[Work task A]
Answer these questions using the WannaCry FAQ:
(i) In what month did Microsoft patch the SMB vulnerability for supported versions of Windows?
(ii) What extension do files encrypted by WannaCry have?
(iii) Roughly how many victims have paid the ransom so far?
[Work task B] Reproduce the stretch of the WannaCry FAQ from "Detect Affected Systems" through "for personal use.".

[Quoted passage]
====
WannaCry FAQ

What Happened?

  • On Friday May 12th 2017, several organisations were affected by a new Ransomware strain.
  • The Ransomware was very successful in part because it used a SMB vulnerability to spread inside networks.
  • The vulnerability was patched by Microsoft in March for supported versions of Windows.
  • The exploit, known under the name ETERNALBLUE, was released in April as part of a leak of NSA tools.
  • Variants have been seen spreading Saturday/Sunday.

How many infections?

  • Several large organisations world wide are known to be affected.
  • No obvious targeting. The organisations are from various countries and appear not to be related.
  • While large enterprises made the news, small business users and home users may be affected as well.
  • Estimated > 200,000 victims according to various anti virus vendors

How do systems get infected?

  • E-Mail: Some organisations suggest that the initial infection originated from e-mail attachments, but little is known about the e-mails. It is easily possible that other malware was confused with WannaCry.
  • SMB: Affected organisations may have had vulnerable systems exposed via port 445.
  • Up to now, affected organisations have not shared a lot of proof to show how the initial infection happened.

What happens to the victim?

  • Files with specific extensions will be encrypted.
  • The victim will see a ransom message asking for approx. $300. Ransomware demands will increase to $600 after 3 days. After 7 days, the files may not longer be recoverable.
  • The ransomware will also install a backdoor to access the system remotely via port 445 (Double Pulsar, also part of the NSA tool set).

How to Prevent Infection: Patch

  • Newer Windows Versions (Windows Vista, 7-10, Windows Server 2008-2016) can be patched with MS17-010 released by Microsoft in March.
  • Microsoft released a patch for older systems going back to Windows XP and Windows 2003 on Friday.
  • Confirm that patch is installed

Other Mitigating Controls

  • Segment Network
  • Prevent internal spreading via port 445 and RDP.
  • Block Port 445 at perimeter.
  • Disable SMBv1
  • Implement internal “kill switch” domains / do not block them
  • Set registry key.
  • At least one additional variant of the malware was seen this weekend. It uses a different “kill switch”.

Detect Affected Systems

  • Systems that are infected by WannaCry will try to connect to a specific domain.
  • Encrypted files will have the “wncry” extension.
  • Systems will scan internally for port 445.
  • Ransom message will be displayed.
  • In addition, infected systems will reach out to sites for crypto keys.
  • Anti-Malware has signatures now for WannaCry.

Ransom Note

Cleaning Up Infected Systems

  • Anti-Malware vendors are offering removal tools – ok for personal use.
  • Removal tools with remove malware, but will not recover encrypted files. Make a copy in case a decryptor becomes available.
  • WannaCry will install a backdoor that could be used to compromise the system further – for UO owned devices, wipe and reinstall.
  • Note that not all files with the .wncry extension are encrypted. Some may still be readable.

Kill Switch

  • The malware will not run if it can access a specific website.
  • This web site has been registered to stop the spread of malware.
  • But proxies may prevent connections. An internal website may be more reliable and allows detecting infections.
  • A registry entry was found that will prevent infection as well, and a tool was released to set the entry.
  • Future versions will likely remove these kill switches or change the name of the registry entry.

Will Paying the Ransom Help Us?

  • There is no public report from victims who paid the ransom.
  • About a hundred victims paid so far.
  • The unlock code is transmitted in a manual process that requires the victim to contact the person behind the ransomware to transmit an unlock code.
  • Due to the law enforcement and public attention, it is possible that the individual(s) behind this malware will disappear and not release unlock codes in the future.
====
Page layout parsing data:
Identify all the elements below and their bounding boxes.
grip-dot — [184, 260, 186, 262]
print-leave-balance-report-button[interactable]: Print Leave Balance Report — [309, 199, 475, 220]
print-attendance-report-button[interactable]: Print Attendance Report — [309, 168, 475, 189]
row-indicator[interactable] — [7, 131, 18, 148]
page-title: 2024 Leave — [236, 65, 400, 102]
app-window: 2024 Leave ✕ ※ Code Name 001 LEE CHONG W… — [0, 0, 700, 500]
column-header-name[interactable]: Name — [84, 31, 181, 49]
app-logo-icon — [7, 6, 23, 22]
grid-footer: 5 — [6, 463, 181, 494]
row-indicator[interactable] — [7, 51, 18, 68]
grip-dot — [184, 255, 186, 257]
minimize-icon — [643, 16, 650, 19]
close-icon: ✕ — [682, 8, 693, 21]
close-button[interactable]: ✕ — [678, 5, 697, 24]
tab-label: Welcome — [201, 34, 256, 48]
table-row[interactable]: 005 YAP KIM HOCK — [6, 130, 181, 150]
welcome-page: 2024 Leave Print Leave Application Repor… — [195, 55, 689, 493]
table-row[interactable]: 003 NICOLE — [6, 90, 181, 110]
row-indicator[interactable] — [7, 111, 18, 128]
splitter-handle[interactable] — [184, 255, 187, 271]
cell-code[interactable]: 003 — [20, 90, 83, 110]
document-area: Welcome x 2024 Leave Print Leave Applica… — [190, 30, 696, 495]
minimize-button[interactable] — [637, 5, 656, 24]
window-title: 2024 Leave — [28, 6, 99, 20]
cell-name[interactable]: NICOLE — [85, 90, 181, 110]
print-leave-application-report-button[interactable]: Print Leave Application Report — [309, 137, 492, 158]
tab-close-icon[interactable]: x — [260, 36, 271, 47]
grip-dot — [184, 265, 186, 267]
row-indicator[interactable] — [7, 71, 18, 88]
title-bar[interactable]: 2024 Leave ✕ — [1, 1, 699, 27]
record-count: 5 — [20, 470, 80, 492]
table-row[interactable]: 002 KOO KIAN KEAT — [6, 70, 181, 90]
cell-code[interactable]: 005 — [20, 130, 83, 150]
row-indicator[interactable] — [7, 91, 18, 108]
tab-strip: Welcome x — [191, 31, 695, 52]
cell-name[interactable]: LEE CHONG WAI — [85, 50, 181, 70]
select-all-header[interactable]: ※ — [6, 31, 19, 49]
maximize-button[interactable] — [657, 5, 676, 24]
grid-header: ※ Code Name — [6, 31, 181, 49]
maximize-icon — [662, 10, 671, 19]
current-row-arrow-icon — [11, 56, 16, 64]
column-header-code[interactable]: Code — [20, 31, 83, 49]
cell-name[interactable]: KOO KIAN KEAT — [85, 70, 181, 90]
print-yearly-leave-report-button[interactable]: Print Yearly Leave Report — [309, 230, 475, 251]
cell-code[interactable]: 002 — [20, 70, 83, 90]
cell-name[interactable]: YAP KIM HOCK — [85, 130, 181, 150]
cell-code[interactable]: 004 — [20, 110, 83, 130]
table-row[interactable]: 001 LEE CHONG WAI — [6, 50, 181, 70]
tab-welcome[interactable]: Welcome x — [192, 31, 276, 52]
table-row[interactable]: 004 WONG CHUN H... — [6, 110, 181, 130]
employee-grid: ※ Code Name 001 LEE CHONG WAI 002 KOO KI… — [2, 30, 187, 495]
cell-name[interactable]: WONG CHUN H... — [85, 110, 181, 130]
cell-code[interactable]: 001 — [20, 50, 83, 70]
====
[Answer A]
(i) March
(ii) "wncry"
(iii) About a hundred

[Answer B]
Detect Affected Systems

  • Systems that are infected by WannaCry will try to connect to a specific domain.
  • Encrypted files will have the “wncry” extension.
  • Systems will scan internally for port 445.
  • Ransom message will be displayed.
  • In addition, infected systems will reach out to sites for crypto keys.
  • Anti-Malware has signatures now for WannaCry.

Ransom Note

Cleaning Up Infected Systems

  • Anti-Malware vendors are offering removal tools – ok for personal use.